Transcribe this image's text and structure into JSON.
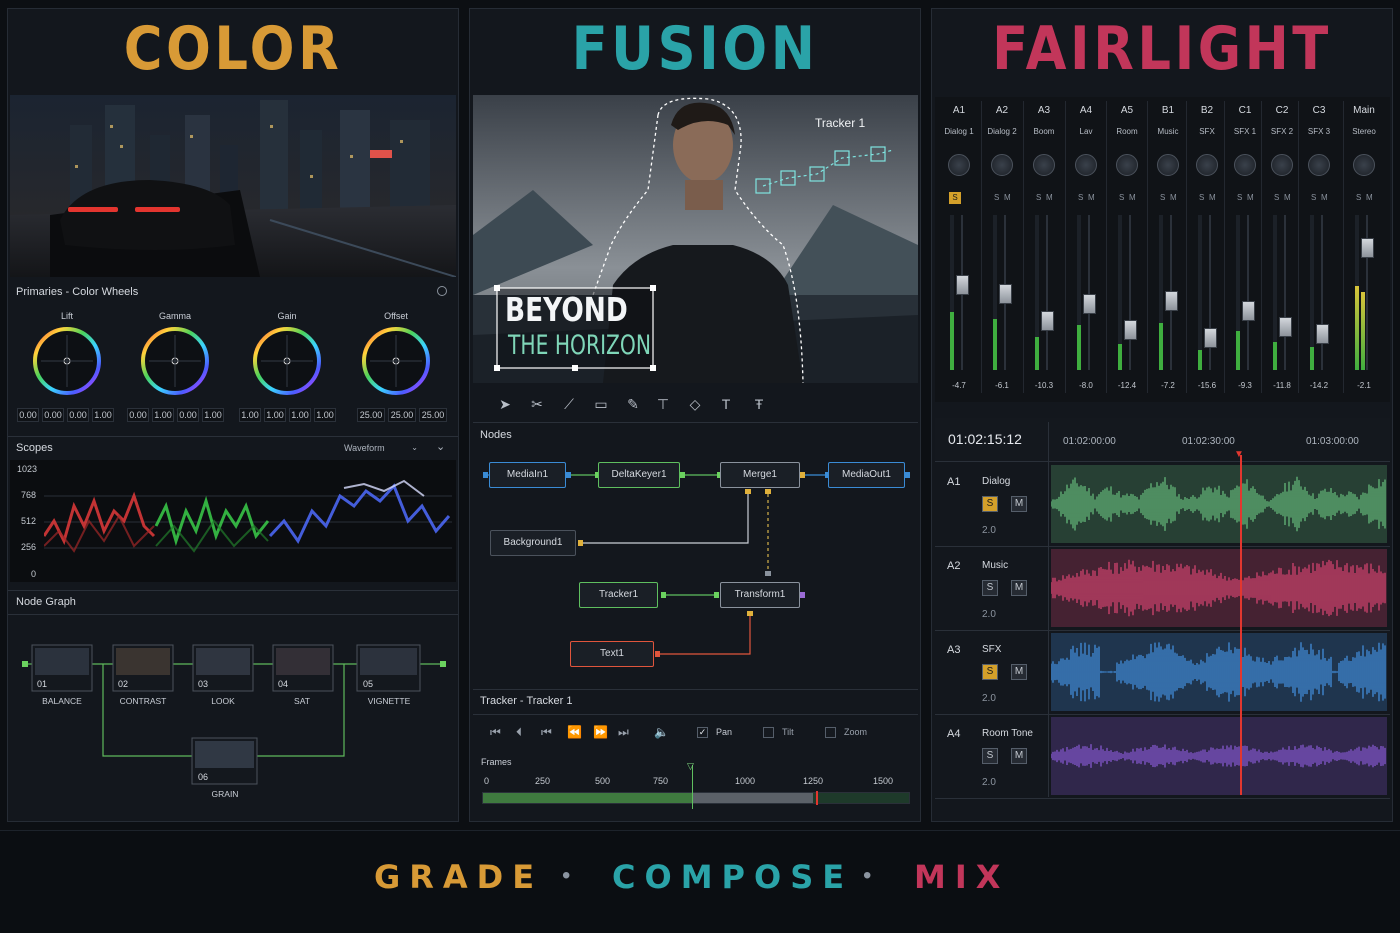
{
  "colors": {
    "color": "#d89a36",
    "fusion": "#2aa3a8",
    "fairlight": "#c2365a"
  },
  "color_page": {
    "title": "COLOR",
    "primaries_title": "Primaries - Color Wheels",
    "wheels": [
      {
        "label": "Lift",
        "values": [
          "0.00",
          "0.00",
          "0.00",
          "1.00"
        ]
      },
      {
        "label": "Gamma",
        "values": [
          "0.00",
          "1.00",
          "0.00",
          "1.00"
        ]
      },
      {
        "label": "Gain",
        "values": [
          "1.00",
          "1.00",
          "1.00",
          "1.00"
        ]
      },
      {
        "label": "Offset",
        "values": [
          "25.00",
          "25.00",
          "25.00"
        ]
      }
    ],
    "scopes_title": "Scopes",
    "scope_mode": "Waveform",
    "scope_ticks": [
      "1023",
      "768",
      "512",
      "256",
      "0"
    ],
    "node_graph_title": "Node Graph",
    "nodes": [
      {
        "num": "01",
        "label": "BALANCE"
      },
      {
        "num": "02",
        "label": "CONTRAST"
      },
      {
        "num": "03",
        "label": "LOOK"
      },
      {
        "num": "04",
        "label": "SAT"
      },
      {
        "num": "05",
        "label": "VIGNETTE"
      },
      {
        "num": "06",
        "label": "GRAIN"
      }
    ]
  },
  "fusion_page": {
    "title": "FUSION",
    "tracker_overlay": "Tracker 1",
    "text_line1": "BEYOND",
    "text_line2": "THE HORIZON",
    "nodes_title": "Nodes",
    "nodes": {
      "mediain": "MediaIn1",
      "deltakeyer": "DeltaKeyer1",
      "merge": "Merge1",
      "mediaout": "MediaOut1",
      "background": "Background1",
      "tracker": "Tracker1",
      "transform": "Transform1",
      "text": "Text1"
    },
    "tracker_panel_title": "Tracker - Tracker 1",
    "options": [
      {
        "label": "Pan",
        "checked": true
      },
      {
        "label": "Tilt",
        "checked": false
      },
      {
        "label": "Zoom",
        "checked": false
      }
    ],
    "frames_label": "Frames",
    "frame_ticks": [
      "0",
      "250",
      "500",
      "750",
      "1000",
      "1250",
      "1500"
    ]
  },
  "fairlight_page": {
    "title": "FAIRLIGHT",
    "channels": [
      {
        "id": "A1",
        "name": "Dialog 1",
        "db": "-4.7",
        "level": 0.62
      },
      {
        "id": "A2",
        "name": "Dialog 2",
        "db": "-6.1",
        "level": 0.55
      },
      {
        "id": "A3",
        "name": "Boom",
        "db": "-10.3",
        "level": 0.35
      },
      {
        "id": "A4",
        "name": "Lav",
        "db": "-8.0",
        "level": 0.48
      },
      {
        "id": "A5",
        "name": "Room",
        "db": "-12.4",
        "level": 0.28
      },
      {
        "id": "B1",
        "name": "Music",
        "db": "-7.2",
        "level": 0.5
      },
      {
        "id": "B2",
        "name": "SFX",
        "db": "-15.6",
        "level": 0.22
      },
      {
        "id": "C1",
        "name": "SFX 1",
        "db": "-9.3",
        "level": 0.42
      },
      {
        "id": "C2",
        "name": "SFX 2",
        "db": "-11.8",
        "level": 0.3
      },
      {
        "id": "C3",
        "name": "SFX 3",
        "db": "-14.2",
        "level": 0.25
      },
      {
        "id": "Main",
        "name": "Stereo",
        "db": "-2.1",
        "level": 0.9
      }
    ],
    "solo": "S",
    "mute": "M",
    "timecode": "01:02:15:12",
    "ruler": [
      "01:02:00:00",
      "01:02:30:00",
      "01:03:00:00"
    ],
    "tracks": [
      {
        "id": "A1",
        "name": "Dialog",
        "vol": "2.0",
        "color": "#5fae74"
      },
      {
        "id": "A2",
        "name": "Music",
        "vol": "2.0",
        "color": "#c8416a"
      },
      {
        "id": "A3",
        "name": "SFX",
        "vol": "2.0",
        "color": "#3f86d0"
      },
      {
        "id": "A4",
        "name": "Room Tone",
        "vol": "2.0",
        "color": "#7d54c4"
      }
    ]
  },
  "footer": {
    "grade": "GRADE",
    "compose": "COMPOSE",
    "mix": "MIX",
    "sep": "•"
  }
}
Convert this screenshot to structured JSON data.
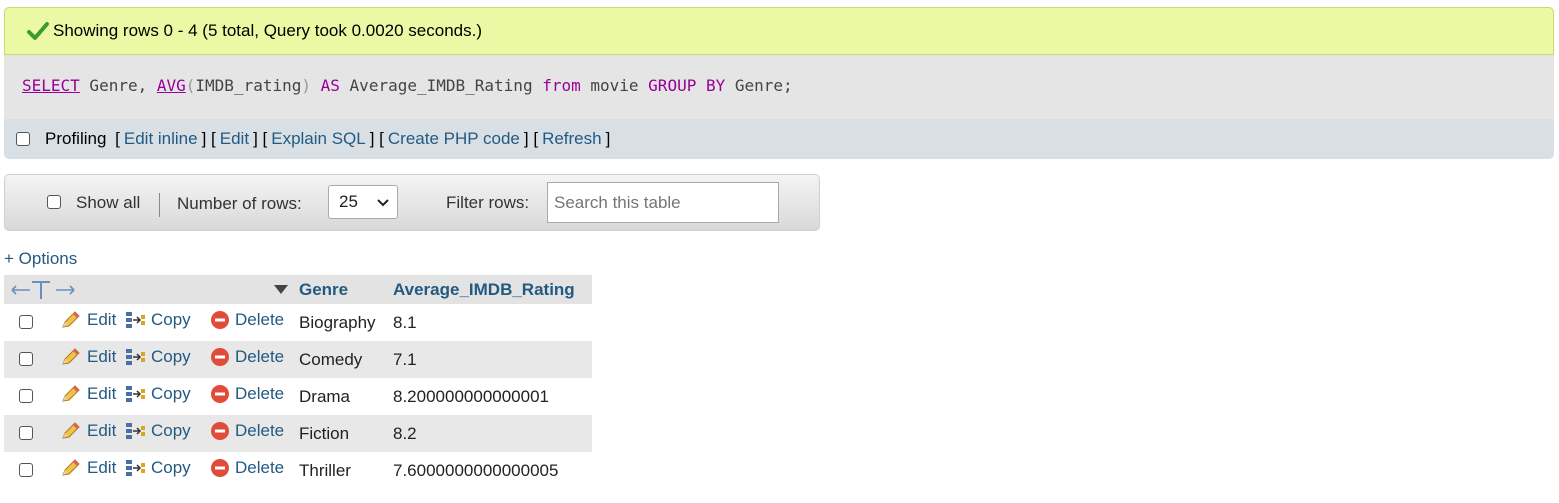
{
  "message": {
    "text": "Showing rows 0 - 4 (5 total, Query took 0.0020 seconds.)"
  },
  "sql": {
    "select": "SELECT",
    "col1": " Genre, ",
    "avg": "AVG",
    "open": "(",
    "arg": "IMDB_rating",
    "close": ")",
    "as": " AS ",
    "alias": "Average_IMDB_Rating ",
    "from": "from",
    "table": " movie ",
    "group": "GROUP BY",
    "col2": " Genre;"
  },
  "profiling": {
    "label": "Profiling",
    "links": [
      "Edit inline",
      "Edit",
      "Explain SQL",
      "Create PHP code",
      "Refresh"
    ]
  },
  "navigation": {
    "show_all": "Show all",
    "rows_label": "Number of rows:",
    "rows_value": "25",
    "filter_label": "Filter rows:",
    "search_placeholder": "Search this table"
  },
  "options_link": "+ Options",
  "table": {
    "columns": [
      "Genre",
      "Average_IMDB_Rating"
    ],
    "actions": {
      "edit": "Edit",
      "copy": "Copy",
      "delete": "Delete"
    },
    "rows": [
      {
        "genre": "Biography",
        "rating": "8.1"
      },
      {
        "genre": "Comedy",
        "rating": "7.1"
      },
      {
        "genre": "Drama",
        "rating": "8.200000000000001"
      },
      {
        "genre": "Fiction",
        "rating": "8.2"
      },
      {
        "genre": "Thriller",
        "rating": "7.6000000000000005"
      }
    ]
  },
  "colors": {
    "success_bg": "#ebf8a4",
    "link": "#235a81",
    "sql_keyword": "#990099"
  }
}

--------

PROBLEM TO WORK ON |
All preceding records should be duplicated verbatim, images excepted.

IN RESPONSE |
Transcribe this image's text and structure into JSON.
{
  "colors": {
    "color": "#d89a36",
    "fusion": "#2aa3a8",
    "fairlight": "#c2365a"
  },
  "color_page": {
    "title": "COLOR",
    "primaries_title": "Primaries - Color Wheels",
    "wheels": [
      {
        "label": "Lift",
        "values": [
          "0.00",
          "0.00",
          "0.00",
          "1.00"
        ]
      },
      {
        "label": "Gamma",
        "values": [
          "0.00",
          "1.00",
          "0.00",
          "1.00"
        ]
      },
      {
        "label": "Gain",
        "values": [
          "1.00",
          "1.00",
          "1.00",
          "1.00"
        ]
      },
      {
        "label": "Offset",
        "values": [
          "25.00",
          "25.00",
          "25.00"
        ]
      }
    ],
    "scopes_title": "Scopes",
    "scope_mode": "Waveform",
    "scope_ticks": [
      "1023",
      "768",
      "512",
      "256",
      "0"
    ],
    "node_graph_title": "Node Graph",
    "nodes": [
      {
        "num": "01",
        "label": "BALANCE"
      },
      {
        "num": "02",
        "label": "CONTRAST"
      },
      {
        "num": "03",
        "label": "LOOK"
      },
      {
        "num": "04",
        "label": "SAT"
      },
      {
        "num": "05",
        "label": "VIGNETTE"
      },
      {
        "num": "06",
        "label": "GRAIN"
      }
    ]
  },
  "fusion_page": {
    "title": "FUSION",
    "tracker_overlay": "Tracker 1",
    "text_line1": "BEYOND",
    "text_line2": "THE HORIZON",
    "nodes_title": "Nodes",
    "nodes": {
      "mediain": "MediaIn1",
      "deltakeyer": "DeltaKeyer1",
      "merge": "Merge1",
      "mediaout": "MediaOut1",
      "background": "Background1",
      "tracker": "Tracker1",
      "transform": "Transform1",
      "text": "Text1"
    },
    "tracker_panel_title": "Tracker - Tracker 1",
    "options": [
      {
        "label": "Pan",
        "checked": true
      },
      {
        "label": "Tilt",
        "checked": false
      },
      {
        "label": "Zoom",
        "checked": false
      }
    ],
    "frames_label": "Frames",
    "frame_ticks": [
      "0",
      "250",
      "500",
      "750",
      "1000",
      "1250",
      "1500"
    ]
  },
  "fairlight_page": {
    "title": "FAIRLIGHT",
    "channels": [
      {
        "id": "A1",
        "name": "Dialog 1",
        "db": "-4.7",
        "level": 0.62
      },
      {
        "id": "A2",
        "name": "Dialog 2",
        "db": "-6.1",
        "level": 0.55
      },
      {
        "id": "A3",
        "name": "Boom",
        "db": "-10.3",
        "level": 0.35
      },
      {
        "id": "A4",
        "name": "Lav",
        "db": "-8.0",
        "level": 0.48
      },
      {
        "id": "A5",
        "name": "Room",
        "db": "-12.4",
        "level": 0.28
      },
      {
        "id": "B1",
        "name": "Music",
        "db": "-7.2",
        "level": 0.5
      },
      {
        "id": "B2",
        "name": "SFX",
        "db": "-15.6",
        "level": 0.22
      },
      {
        "id": "C1",
        "name": "SFX 1",
        "db": "-9.3",
        "level": 0.42
      },
      {
        "id": "C2",
        "name": "SFX 2",
        "db": "-11.8",
        "level": 0.3
      },
      {
        "id": "C3",
        "name": "SFX 3",
        "db": "-14.2",
        "level": 0.25
      },
      {
        "id": "Main",
        "name": "Stereo",
        "db": "-2.1",
        "level": 0.9
      }
    ],
    "solo": "S",
    "mute": "M",
    "timecode": "01:02:15:12",
    "ruler": [
      "01:02:00:00",
      "01:02:30:00",
      "01:03:00:00"
    ],
    "tracks": [
      {
        "id": "A1",
        "name": "Dialog",
        "vol": "2.0",
        "color": "#5fae74"
      },
      {
        "id": "A2",
        "name": "Music",
        "vol": "2.0",
        "color": "#c8416a"
      },
      {
        "id": "A3",
        "name": "SFX",
        "vol": "2.0",
        "color": "#3f86d0"
      },
      {
        "id": "A4",
        "name": "Room Tone",
        "vol": "2.0",
        "color": "#7d54c4"
      }
    ]
  },
  "footer": {
    "grade": "GRADE",
    "compose": "COMPOSE",
    "mix": "MIX",
    "sep": "•"
  }
}
Convert this screenshot to structured JSON data.
{
  "message": {
    "text": "Showing rows 0 - 4 (5 total, Query took 0.0020 seconds.)"
  },
  "sql": {
    "select": "SELECT",
    "col1": " Genre, ",
    "avg": "AVG",
    "open": "(",
    "arg": "IMDB_rating",
    "close": ")",
    "as": " AS ",
    "alias": "Average_IMDB_Rating ",
    "from": "from",
    "table": " movie ",
    "group": "GROUP BY",
    "col2": " Genre;"
  },
  "profiling": {
    "label": "Profiling",
    "links": [
      "Edit inline",
      "Edit",
      "Explain SQL",
      "Create PHP code",
      "Refresh"
    ]
  },
  "navigation": {
    "show_all": "Show all",
    "rows_label": "Number of rows:",
    "rows_value": "25",
    "filter_label": "Filter rows:",
    "search_placeholder": "Search this table"
  },
  "options_link": "+ Options",
  "table": {
    "columns": [
      "Genre",
      "Average_IMDB_Rating"
    ],
    "actions": {
      "edit": "Edit",
      "copy": "Copy",
      "delete": "Delete"
    },
    "rows": [
      {
        "genre": "Biography",
        "rating": "8.1"
      },
      {
        "genre": "Comedy",
        "rating": "7.1"
      },
      {
        "genre": "Drama",
        "rating": "8.200000000000001"
      },
      {
        "genre": "Fiction",
        "rating": "8.2"
      },
      {
        "genre": "Thriller",
        "rating": "7.6000000000000005"
      }
    ]
  },
  "colors": {
    "success_bg": "#ebf8a4",
    "link": "#235a81",
    "sql_keyword": "#990099"
  }
}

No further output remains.